Keep the pictures out and restate every record exactly.

* * * * * * * * *

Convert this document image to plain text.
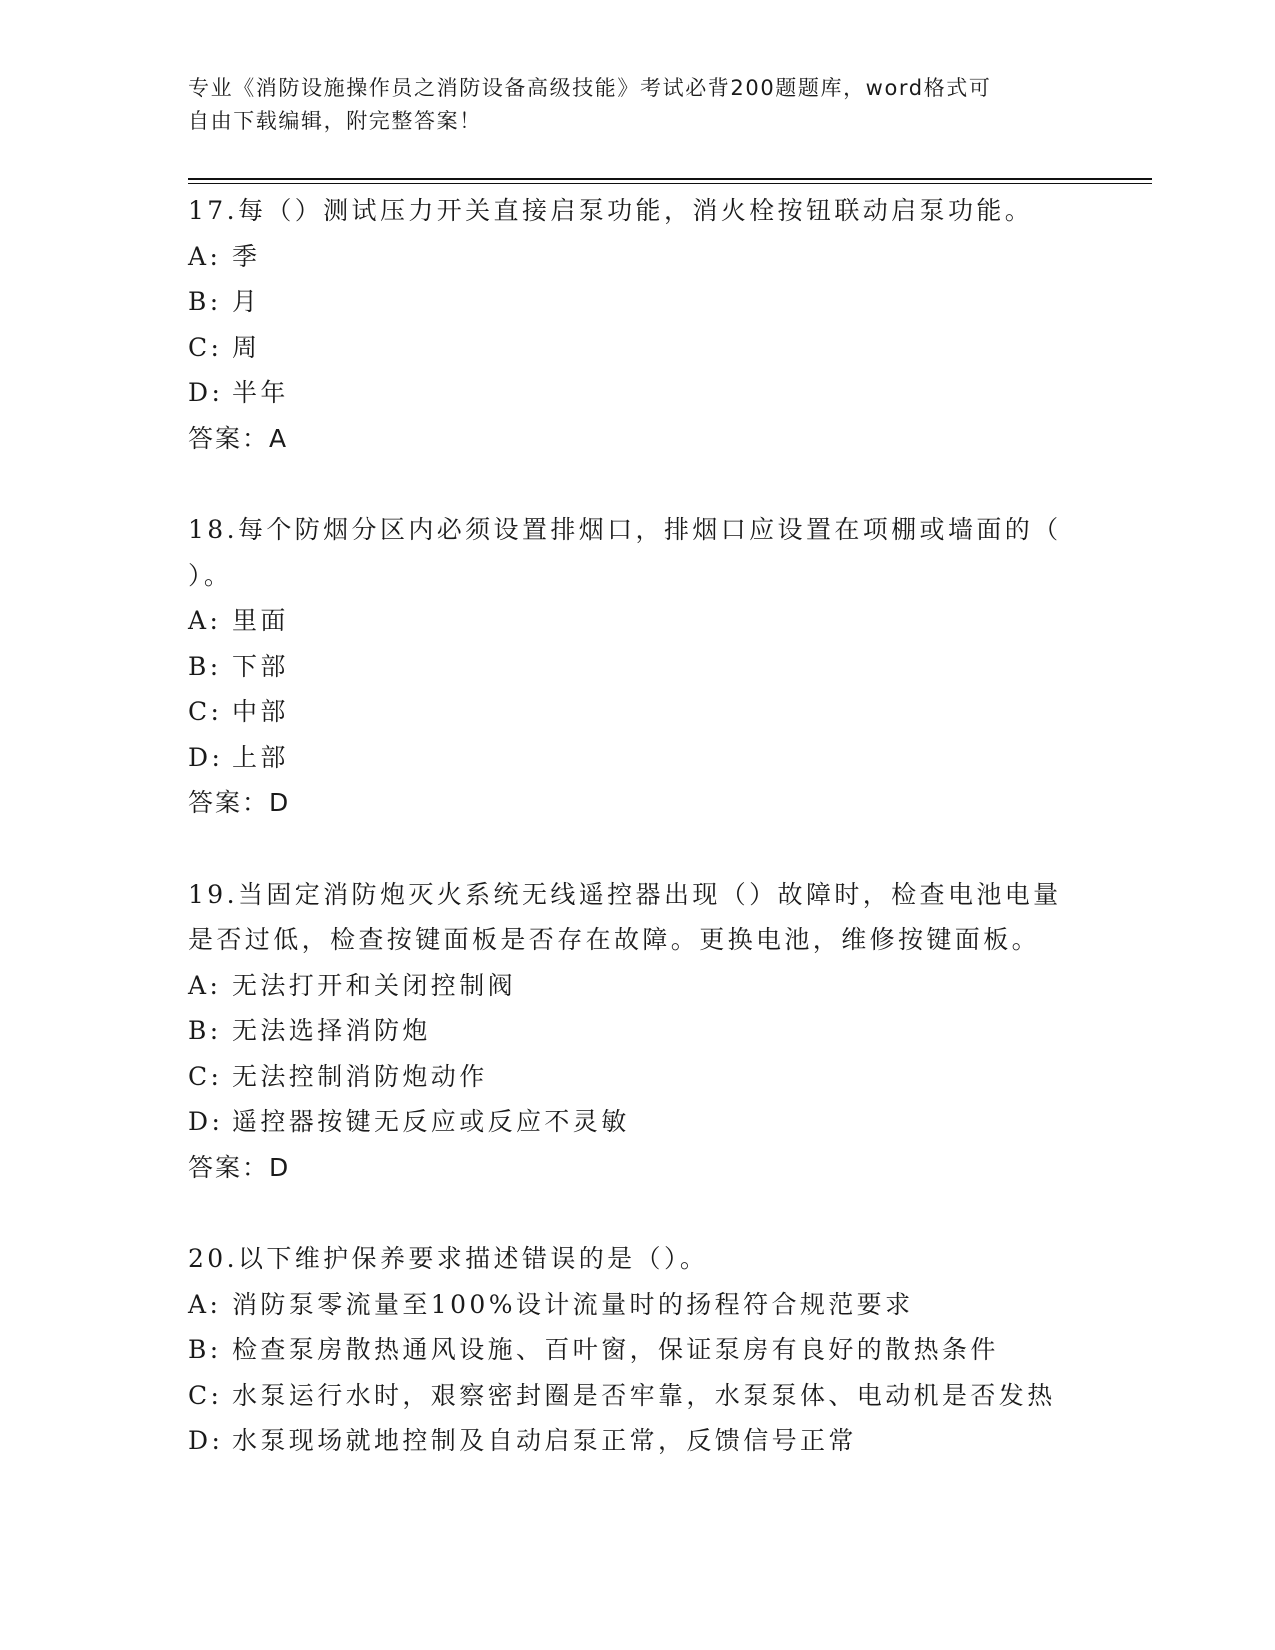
专业《消防设施操作员之消防设备高级技能》考试必背200题题库，word格式可
自由下载编辑，附完整答案！
17.每（）测试压力开关直接启泵功能，消火栓按钮联动启泵功能。
A: 季
B: 月
C: 周
D: 半年
答案：A
18.每个防烟分区内必须设置排烟口，排烟口应设置在项棚或墙面的（ ）。
A: 里面
B: 下部
C: 中部
D: 上部
答案：D
19.当固定消防炮灭火系统无线遥控器出现（）故障时，检查电池电量是否过低，检查按键面板是否存在故障。更换电池，维修按键面板。
A: 无法打开和关闭控制阀
B: 无法选择消防炮
C: 无法控制消防炮动作
D: 遥控器按键无反应或反应不灵敏
答案：D
20.以下维护保养要求描述错误的是（）。
A: 消防泵零流量至100%设计流量时的扬程符合规范要求
B: 检查泵房散热通风设施、百叶窗，保证泵房有良好的散热条件
C: 水泵运行水时，艰察密封圈是否牢靠，水泵泵体、电动机是否发热
D: 水泵现场就地控制及自动启泵正常，反馈信号正常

* * * * * * * * *

## Answer for the task
Convert this document image to plain text.
专业《消防设施操作员之消防设备高级技能》考试必背200题题库，word格式可
自由下载编辑，附完整答案！
17.每（）测试压力开关直接启泵功能，消火栓按钮联动启泵功能。
A: 季
B: 月
C: 周
D: 半年
答案：A
18.每个防烟分区内必须设置排烟口，排烟口应设置在项棚或墙面的（ ）。
A: 里面
B: 下部
C: 中部
D: 上部
答案：D
19.当固定消防炮灭火系统无线遥控器出现（）故障时，检查电池电量是否过低，检查按键面板是否存在故障。更换电池，维修按键面板。
A: 无法打开和关闭控制阀
B: 无法选择消防炮
C: 无法控制消防炮动作
D: 遥控器按键无反应或反应不灵敏
答案：D
20.以下维护保养要求描述错误的是（）。
A: 消防泵零流量至100%设计流量时的扬程符合规范要求
B: 检查泵房散热通风设施、百叶窗，保证泵房有良好的散热条件
C: 水泵运行水时，艰察密封圈是否牢靠，水泵泵体、电动机是否发热
D: 水泵现场就地控制及自动启泵正常，反馈信号正常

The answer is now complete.